Há um ano participei de um clube presencial aqui em Brasília, ainda como autora. Eu havia acabado de descobrir minha segunda gravidez (literalmente, uma hora antes peguei o resultado do laboratório). Tentava controlar o enjoo enquanto me embasbacava com a quantidade de gente que ia chegando no salão alugado de um condomínio. Havia uma mesa com café e bolo, tão farta, parecia um buffet. A plateia era quase toda de mulheres, vinham com edições físicas do Como se fosse um monstro carimbadas de atenção. Não existe elogio maior para um autor do que ver o seu livro riscado de marca texto. Nesse clube específico chamaram uma psicanalista para debater o meu romance e também havia uma juíza especializada em casos de gestação terceirizada. Ao vê-las discutindo tive um momento muito forte de lucidez no qual percebi que talvez não fosse tão inteligente quanto elas pensavam. Quando eu abrisse a boca aquilo ficaria óbvio. A vontade de vomitar apertou.
É estranho ser ficcionista porque muitas decisões, talvez a maior parte delas, acontecem no terreno pantanoso da intuição. Não são escolhas racionais, ou pelo menos você não tem consciência do que está fazendo. A história vai aparecendo conforme você escreve e as explicações do movimento — a anatomia do percurso — por vezes saem pouco sofisticadas. Depois de pronta a gente gostaria de elaborar melhor, os mais empolados até fazem isso, mas a verdade é que as justificativas quase sempre são no estilo João Grilo: não sei, só sei que foi assim.
Tenho ficado cada vez mais interessada nessa parte da escrita que vem do inconsciente, uma coisa filamentosa, fabricada pelo mesmo material dos sonhos. Histórias feitas de elementos colhidos e apenas parcialmente processados, misturas encorpadas de obsessão e memória, não necessariamente refletindo o tema da maior relevância do momento. É gostoso experimentar aquilo que surge quando são deixadas de lado as burocracias. É quando me sinto mais artista, mais arquiteta de nuvens, vou emendando uma coisa na outra, pescando os pedaços de um quebra-cabeça que já foi montado e ainda não descobri o todo porque a velocidade do meu raciocínio lógico não acompanha o ritmo da imaginação. Não sei como explicar, não sei se faz sentido para quem não escreve, mas é possível ver primeiro só com os olhos de dentro, sentir antes do entender. Se podes olhar, vê. Se podes ver, repara. Saramago era bichão, sabia disso muito.
Dizem que Renato Russo, na adolescência, gostava de imaginar as entrevistas que daria quando fosse famoso. Adivinhava a comoção causada por suas letras. Penso que muitos escritores padecem de hábito semelhante, há uma tentação gritante de escolher seu tema e antever o impacto do asteroide. Muita gente pensa demais na importância do livro, de como será recebido e resenhado, pensa nas chances de publicação ou de figurar em listas, tudo antes mesmo de escrever. O resultado pode ser estranho: uma escrita cheia de intenção e verniz, mas com pouco charme. Se a gente não tomar cuidado, vira uma praga.

* _Material do exercício_:
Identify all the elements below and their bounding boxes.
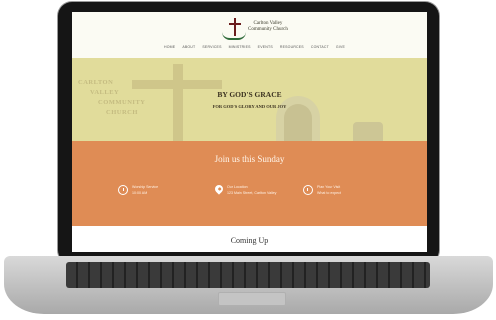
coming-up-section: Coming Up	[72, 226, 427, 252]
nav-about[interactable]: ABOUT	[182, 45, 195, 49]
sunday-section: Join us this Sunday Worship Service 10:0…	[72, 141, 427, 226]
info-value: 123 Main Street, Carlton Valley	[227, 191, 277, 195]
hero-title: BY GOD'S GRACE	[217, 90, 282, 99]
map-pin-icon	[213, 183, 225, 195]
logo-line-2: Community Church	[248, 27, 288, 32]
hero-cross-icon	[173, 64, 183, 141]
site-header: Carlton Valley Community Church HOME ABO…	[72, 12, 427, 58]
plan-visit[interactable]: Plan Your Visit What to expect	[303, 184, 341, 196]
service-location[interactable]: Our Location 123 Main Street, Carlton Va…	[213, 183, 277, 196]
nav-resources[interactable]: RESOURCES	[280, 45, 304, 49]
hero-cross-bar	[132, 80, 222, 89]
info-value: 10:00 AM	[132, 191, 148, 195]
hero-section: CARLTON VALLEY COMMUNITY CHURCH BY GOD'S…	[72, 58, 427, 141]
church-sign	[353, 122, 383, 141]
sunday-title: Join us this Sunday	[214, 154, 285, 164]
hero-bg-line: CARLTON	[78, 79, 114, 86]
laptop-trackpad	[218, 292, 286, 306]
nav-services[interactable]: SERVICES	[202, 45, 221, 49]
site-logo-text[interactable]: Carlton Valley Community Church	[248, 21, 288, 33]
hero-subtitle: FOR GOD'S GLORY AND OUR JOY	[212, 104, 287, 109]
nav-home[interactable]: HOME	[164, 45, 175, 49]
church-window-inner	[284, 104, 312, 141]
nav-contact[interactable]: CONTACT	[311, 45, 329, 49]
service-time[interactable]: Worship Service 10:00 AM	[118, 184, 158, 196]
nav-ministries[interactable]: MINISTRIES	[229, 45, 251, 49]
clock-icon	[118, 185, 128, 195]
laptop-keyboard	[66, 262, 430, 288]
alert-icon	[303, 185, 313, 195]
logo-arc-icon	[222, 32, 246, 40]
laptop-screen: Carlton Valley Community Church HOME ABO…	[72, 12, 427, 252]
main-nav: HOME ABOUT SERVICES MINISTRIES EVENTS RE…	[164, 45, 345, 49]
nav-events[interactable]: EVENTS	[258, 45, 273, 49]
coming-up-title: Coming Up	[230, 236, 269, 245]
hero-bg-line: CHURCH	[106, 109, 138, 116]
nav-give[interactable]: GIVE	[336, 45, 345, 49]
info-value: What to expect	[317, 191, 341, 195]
--
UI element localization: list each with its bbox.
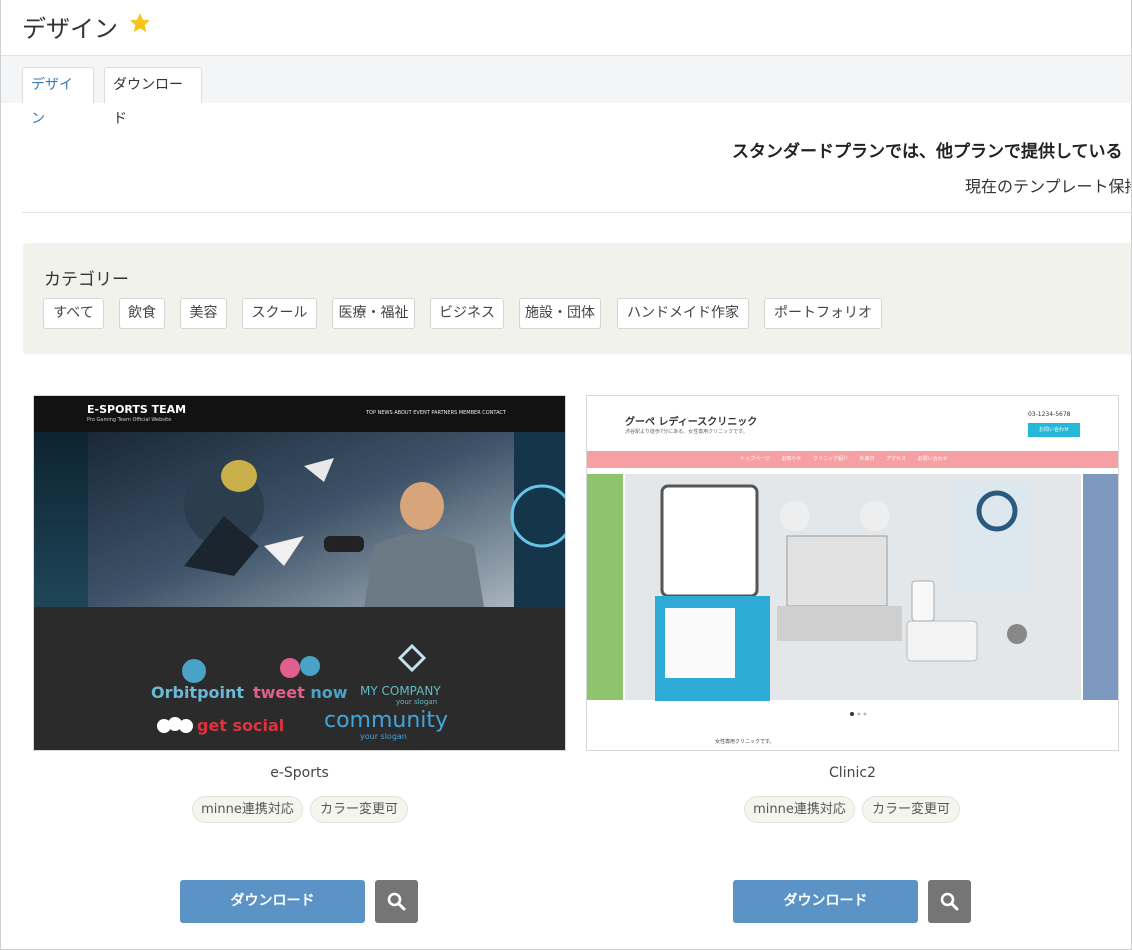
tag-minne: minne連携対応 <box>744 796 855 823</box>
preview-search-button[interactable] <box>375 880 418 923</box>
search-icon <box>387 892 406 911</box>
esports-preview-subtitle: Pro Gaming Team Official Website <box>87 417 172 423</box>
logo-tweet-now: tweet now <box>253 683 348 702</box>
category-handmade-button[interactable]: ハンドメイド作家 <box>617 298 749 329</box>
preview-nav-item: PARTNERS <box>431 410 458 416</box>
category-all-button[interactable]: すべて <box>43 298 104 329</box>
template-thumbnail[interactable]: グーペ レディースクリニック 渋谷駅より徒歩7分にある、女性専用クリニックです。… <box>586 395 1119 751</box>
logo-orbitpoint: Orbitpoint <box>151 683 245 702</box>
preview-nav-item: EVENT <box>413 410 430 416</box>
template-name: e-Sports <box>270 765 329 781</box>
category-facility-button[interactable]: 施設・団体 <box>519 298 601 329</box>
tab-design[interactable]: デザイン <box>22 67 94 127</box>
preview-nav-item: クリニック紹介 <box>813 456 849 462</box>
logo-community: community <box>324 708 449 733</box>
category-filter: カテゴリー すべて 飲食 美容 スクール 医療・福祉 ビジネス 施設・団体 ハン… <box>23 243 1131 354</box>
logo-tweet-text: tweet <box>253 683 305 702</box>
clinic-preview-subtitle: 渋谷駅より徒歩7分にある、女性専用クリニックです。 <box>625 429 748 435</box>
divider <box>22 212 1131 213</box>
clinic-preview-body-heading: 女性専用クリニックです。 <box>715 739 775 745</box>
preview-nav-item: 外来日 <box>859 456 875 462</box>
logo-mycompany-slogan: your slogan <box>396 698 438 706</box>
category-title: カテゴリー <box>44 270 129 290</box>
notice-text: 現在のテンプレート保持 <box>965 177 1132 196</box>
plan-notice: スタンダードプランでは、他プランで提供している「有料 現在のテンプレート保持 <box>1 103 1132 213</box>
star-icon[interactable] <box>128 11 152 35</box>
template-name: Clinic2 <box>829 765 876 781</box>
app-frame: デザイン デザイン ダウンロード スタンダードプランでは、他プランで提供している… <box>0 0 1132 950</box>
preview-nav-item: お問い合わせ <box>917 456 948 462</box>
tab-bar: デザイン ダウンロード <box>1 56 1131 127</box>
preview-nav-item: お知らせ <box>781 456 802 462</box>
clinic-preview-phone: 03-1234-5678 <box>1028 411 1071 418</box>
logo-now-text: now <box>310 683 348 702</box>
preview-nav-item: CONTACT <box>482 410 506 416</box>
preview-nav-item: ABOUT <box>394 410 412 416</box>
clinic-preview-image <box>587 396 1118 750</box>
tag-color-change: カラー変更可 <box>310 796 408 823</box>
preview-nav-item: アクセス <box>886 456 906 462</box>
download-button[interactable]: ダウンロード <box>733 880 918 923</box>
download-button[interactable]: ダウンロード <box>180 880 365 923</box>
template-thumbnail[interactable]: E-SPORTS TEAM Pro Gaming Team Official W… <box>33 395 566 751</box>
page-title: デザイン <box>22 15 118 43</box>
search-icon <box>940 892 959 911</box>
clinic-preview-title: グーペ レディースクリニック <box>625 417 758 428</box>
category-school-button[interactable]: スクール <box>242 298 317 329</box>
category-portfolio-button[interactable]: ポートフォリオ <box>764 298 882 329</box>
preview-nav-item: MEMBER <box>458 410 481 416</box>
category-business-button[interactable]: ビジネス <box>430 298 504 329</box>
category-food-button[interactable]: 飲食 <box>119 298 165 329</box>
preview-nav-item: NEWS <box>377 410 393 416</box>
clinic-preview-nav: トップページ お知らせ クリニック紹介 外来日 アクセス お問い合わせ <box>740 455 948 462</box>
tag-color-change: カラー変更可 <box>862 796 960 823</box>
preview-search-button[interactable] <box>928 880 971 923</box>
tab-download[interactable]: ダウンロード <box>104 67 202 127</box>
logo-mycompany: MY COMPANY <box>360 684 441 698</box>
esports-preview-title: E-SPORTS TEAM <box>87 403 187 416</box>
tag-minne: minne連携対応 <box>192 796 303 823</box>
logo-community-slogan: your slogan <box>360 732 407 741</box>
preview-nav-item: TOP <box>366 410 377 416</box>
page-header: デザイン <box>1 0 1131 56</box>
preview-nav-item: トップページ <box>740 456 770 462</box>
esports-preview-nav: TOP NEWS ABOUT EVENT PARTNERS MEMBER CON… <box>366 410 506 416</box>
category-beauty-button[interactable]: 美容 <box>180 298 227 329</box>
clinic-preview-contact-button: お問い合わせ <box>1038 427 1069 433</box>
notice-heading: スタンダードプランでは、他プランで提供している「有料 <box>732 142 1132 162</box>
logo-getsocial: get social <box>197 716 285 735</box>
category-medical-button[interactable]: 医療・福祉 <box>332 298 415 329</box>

* _Tarefa proposta A_:
Copie o trecho do texto fornecido que vai de "Dizem que Renato" até "vira uma praga.", inclusive.
* _Tarefa proposta B_:
Transcreva, na primeira listagem, as linhas que vão da linha com "226, 427, 252]" até a linha com "183, 225, 195]", inclusive.

* _Resposta escrita A_:
Dizem que Renato Russo, na adolescência, gostava de imaginar as entrevistas que daria quando fosse famoso. Adivinhava a comoção causada por suas letras. Penso que muitos escritores padecem de hábito semelhante, há uma tentação gritante de escolher seu tema e antever o impacto do asteroide. Muita gente pensa demais na importância do livro, de como será recebido e resenhado, pensa nas chances de publicação ou de figurar em listas, tudo antes mesmo de escrever. O resultado pode ser estranho: uma escrita cheia de intenção e verniz, mas com pouco charme. Se a gente não tomar cuidado, vira uma praga.

* _Resposta escrita B_:
coming-up-section: Coming Up	[72, 226, 427, 252]
nav-about[interactable]: ABOUT	[182, 45, 195, 49]
sunday-section: Join us this Sunday Worship Service 10:0…	[72, 141, 427, 226]
info-value: 123 Main Street, Carlton Valley	[227, 191, 277, 195]
hero-title: BY GOD'S GRACE	[217, 90, 282, 99]
map-pin-icon	[213, 183, 225, 195]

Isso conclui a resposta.